GOAL
Omit every picture and return the rest of the data unaltered.

===== MATERIAL FOR THIS EXERCISE =====

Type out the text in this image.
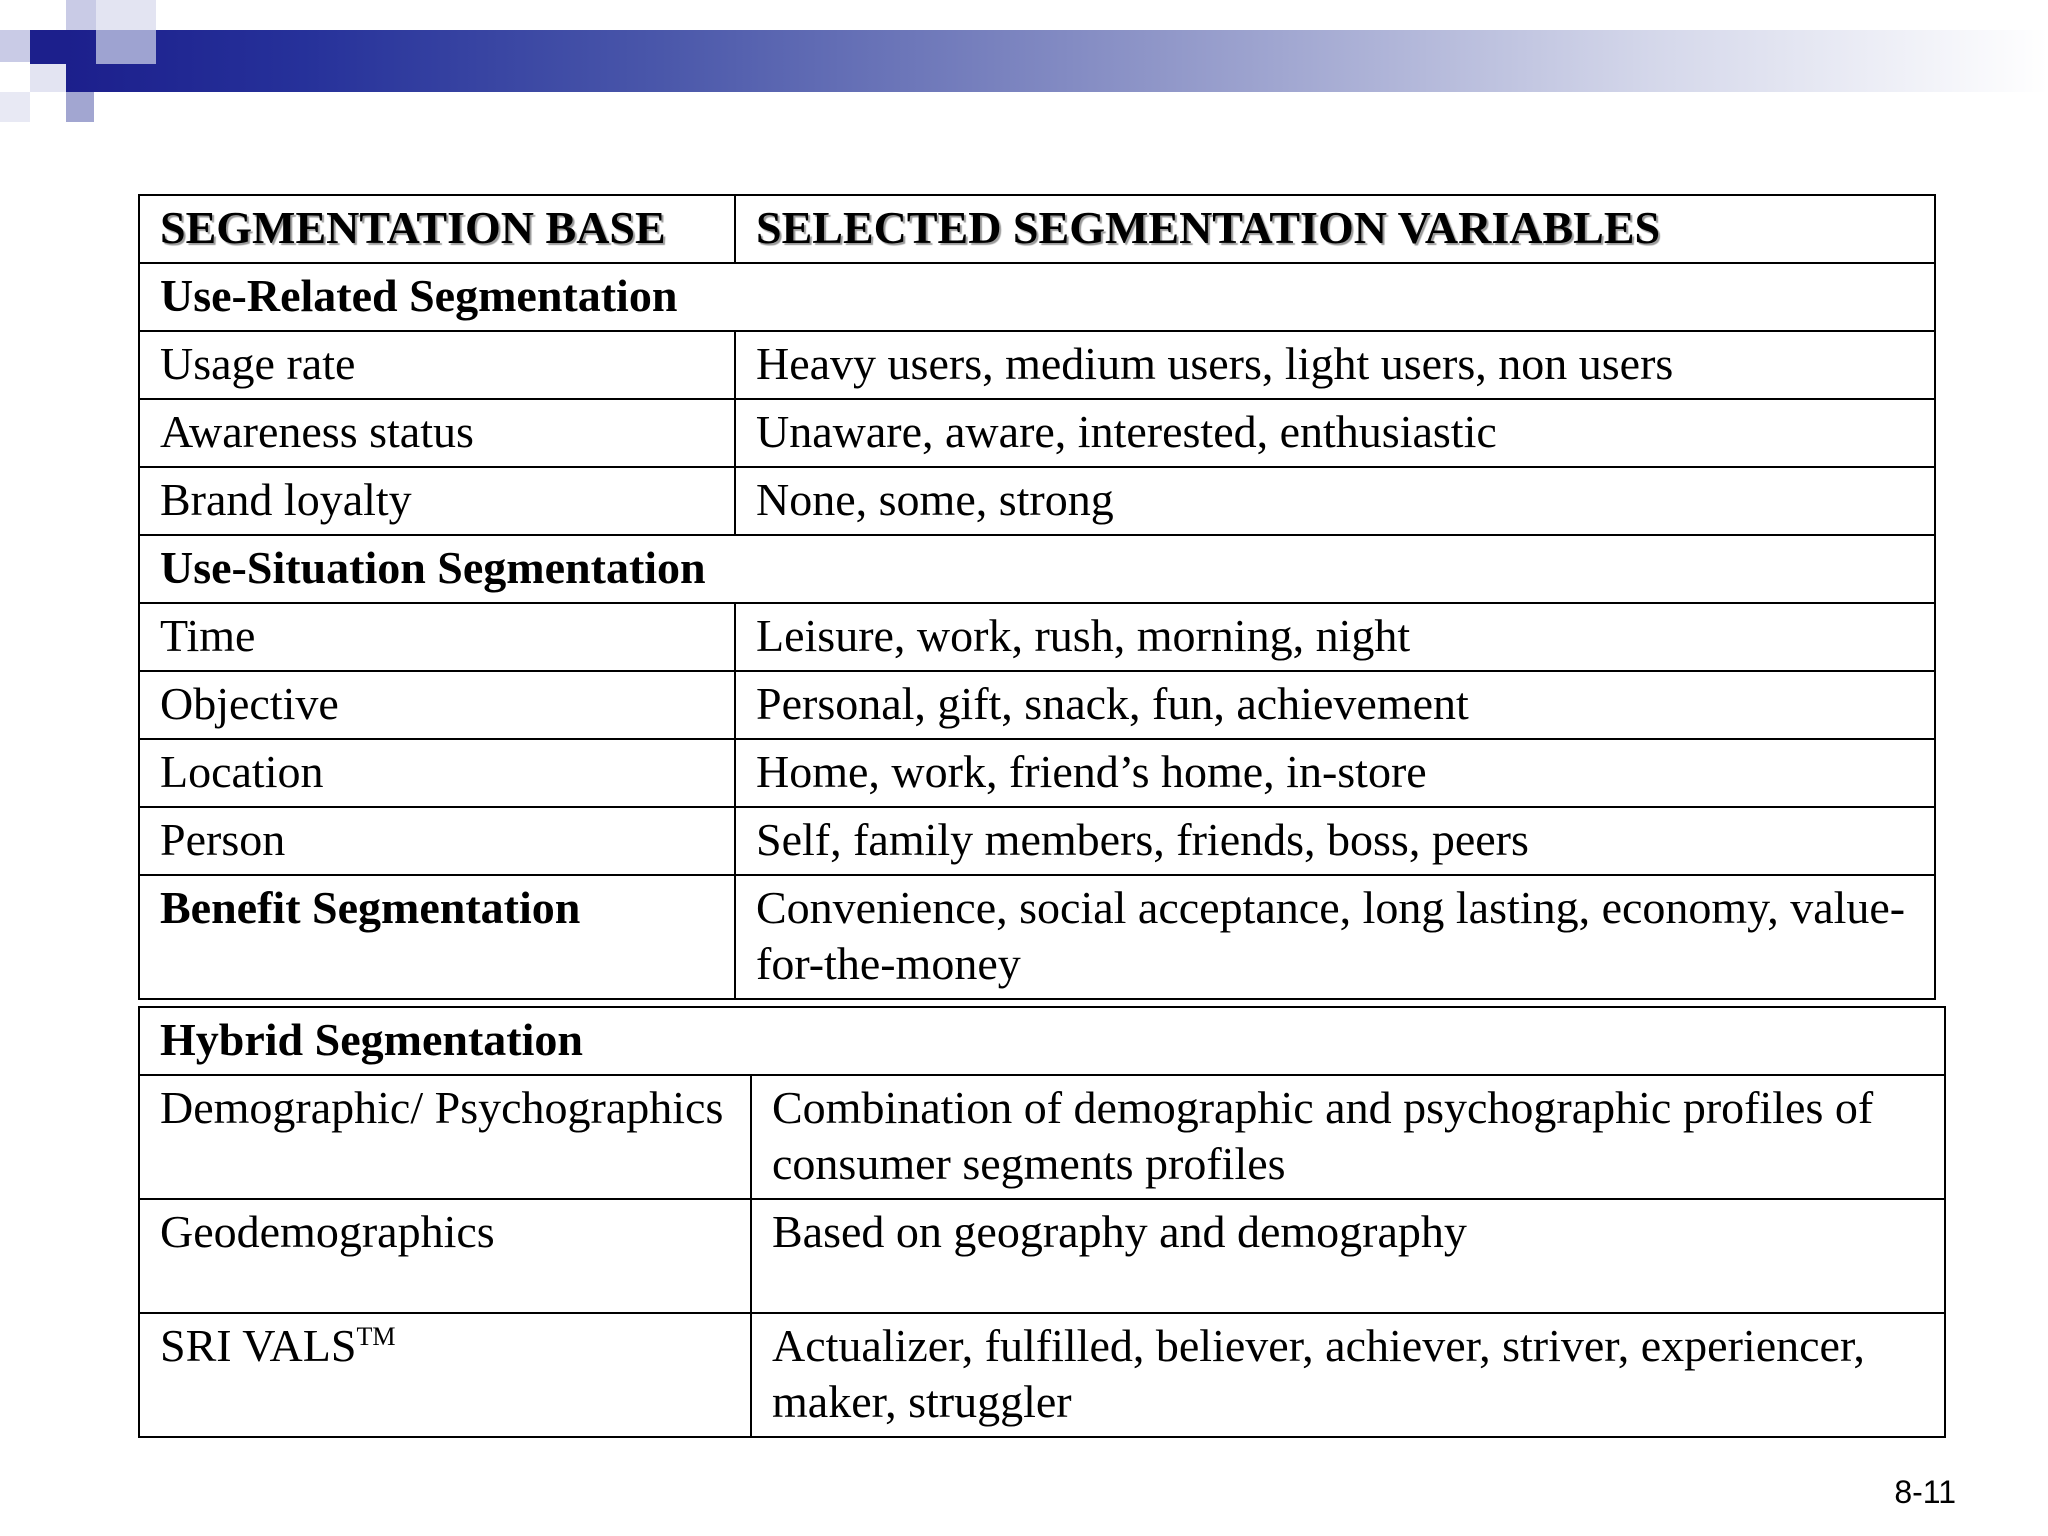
SEGMENTATION BASE	SELECTED SEGMENTATION VARIABLES
Use-Related Segmentation	
Usage rate	Heavy users, medium users, light users, non users
Awareness status	Unaware, aware, interested, enthusiastic
Brand loyalty	None, some, strong
Use-Situation Segmentation	
Time	Leisure, work, rush, morning, night
Objective	Personal, gift, snack, fun, achievement
Location	Home, work, friend’s home, in-store
Person	Self, family members, friends, boss, peers
Benefit Segmentation	Convenience, social acceptance, long lasting, economy, value-for-the-money
Hybrid Segmentation	
Demographic/ Psychographics	Combination of demographic and psychographic profiles of consumer segments profiles
Geodemographics	Based on geography and demography
SRI VALS™	Actualizer, fulfilled, believer, achiever, striver, experiencer, maker, struggler
8-11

=====

RIGHT ANSWER
Type out the text in this image.
SEGMENTATION BASE	SELECTED SEGMENTATION VARIABLES
Use-Related Segmentation	
Usage rate	Heavy users, medium users, light users, non users
Awareness status	Unaware, aware, interested, enthusiastic
Brand loyalty	None, some, strong
Use-Situation Segmentation	
Time	Leisure, work, rush, morning, night
Objective	Personal, gift, snack, fun, achievement
Location	Home, work, friend’s home, in-store
Person	Self, family members, friends, boss, peers
Benefit Segmentation	Convenience, social acceptance, long lasting, economy, value-for-the-money
Hybrid Segmentation	
Demographic/ Psychographics	Combination of demographic and psychographic profiles of consumer segments profiles
Geodemographics	Based on geography and demography
SRI VALS™	Actualizer, fulfilled, believer, achiever, striver, experiencer, maker, struggler
8-11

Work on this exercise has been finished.